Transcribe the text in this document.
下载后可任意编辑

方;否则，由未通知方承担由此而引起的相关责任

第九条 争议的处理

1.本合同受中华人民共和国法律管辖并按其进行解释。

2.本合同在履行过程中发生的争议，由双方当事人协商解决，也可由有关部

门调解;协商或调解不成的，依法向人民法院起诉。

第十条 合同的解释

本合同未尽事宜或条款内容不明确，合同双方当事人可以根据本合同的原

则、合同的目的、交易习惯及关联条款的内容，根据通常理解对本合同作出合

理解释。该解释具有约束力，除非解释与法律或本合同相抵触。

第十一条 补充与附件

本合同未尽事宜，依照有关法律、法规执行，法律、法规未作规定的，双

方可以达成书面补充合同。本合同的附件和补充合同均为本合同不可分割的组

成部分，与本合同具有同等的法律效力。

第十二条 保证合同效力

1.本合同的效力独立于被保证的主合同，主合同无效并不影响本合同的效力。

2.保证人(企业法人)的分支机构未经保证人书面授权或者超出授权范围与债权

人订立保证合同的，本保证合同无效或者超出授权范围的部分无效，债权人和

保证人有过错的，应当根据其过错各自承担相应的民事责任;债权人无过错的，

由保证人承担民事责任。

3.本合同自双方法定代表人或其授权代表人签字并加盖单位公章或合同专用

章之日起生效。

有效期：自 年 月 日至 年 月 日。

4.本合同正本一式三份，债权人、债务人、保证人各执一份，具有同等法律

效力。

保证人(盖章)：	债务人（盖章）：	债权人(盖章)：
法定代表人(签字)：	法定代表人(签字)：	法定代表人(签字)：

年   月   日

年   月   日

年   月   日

# # # #

What you are asked to do. Could you reproduce every record above exactly as it appears?

Solution.
Transcribe the text in this document.
下载后可任意编辑

方;否则，由未通知方承担由此而引起的相关责任

第九条 争议的处理

1.本合同受中华人民共和国法律管辖并按其进行解释。

2.本合同在履行过程中发生的争议，由双方当事人协商解决，也可由有关部

门调解;协商或调解不成的，依法向人民法院起诉。

第十条 合同的解释

本合同未尽事宜或条款内容不明确，合同双方当事人可以根据本合同的原

则、合同的目的、交易习惯及关联条款的内容，根据通常理解对本合同作出合

理解释。该解释具有约束力，除非解释与法律或本合同相抵触。

第十一条 补充与附件

本合同未尽事宜，依照有关法律、法规执行，法律、法规未作规定的，双

方可以达成书面补充合同。本合同的附件和补充合同均为本合同不可分割的组

成部分，与本合同具有同等的法律效力。

第十二条 保证合同效力

1.本合同的效力独立于被保证的主合同，主合同无效并不影响本合同的效力。

2.保证人(企业法人)的分支机构未经保证人书面授权或者超出授权范围与债权

人订立保证合同的，本保证合同无效或者超出授权范围的部分无效，债权人和

保证人有过错的，应当根据其过错各自承担相应的民事责任;债权人无过错的，

由保证人承担民事责任。

3.本合同自双方法定代表人或其授权代表人签字并加盖单位公章或合同专用

章之日起生效。

有效期：自 年 月 日至 年 月 日。

4.本合同正本一式三份，债权人、债务人、保证人各执一份，具有同等法律

效力。

保证人(盖章)：	债务人（盖章）：	债权人(盖章)：
法定代表人(签字)：	法定代表人(签字)：	法定代表人(签字)：

年   月   日

年   月   日

年   月   日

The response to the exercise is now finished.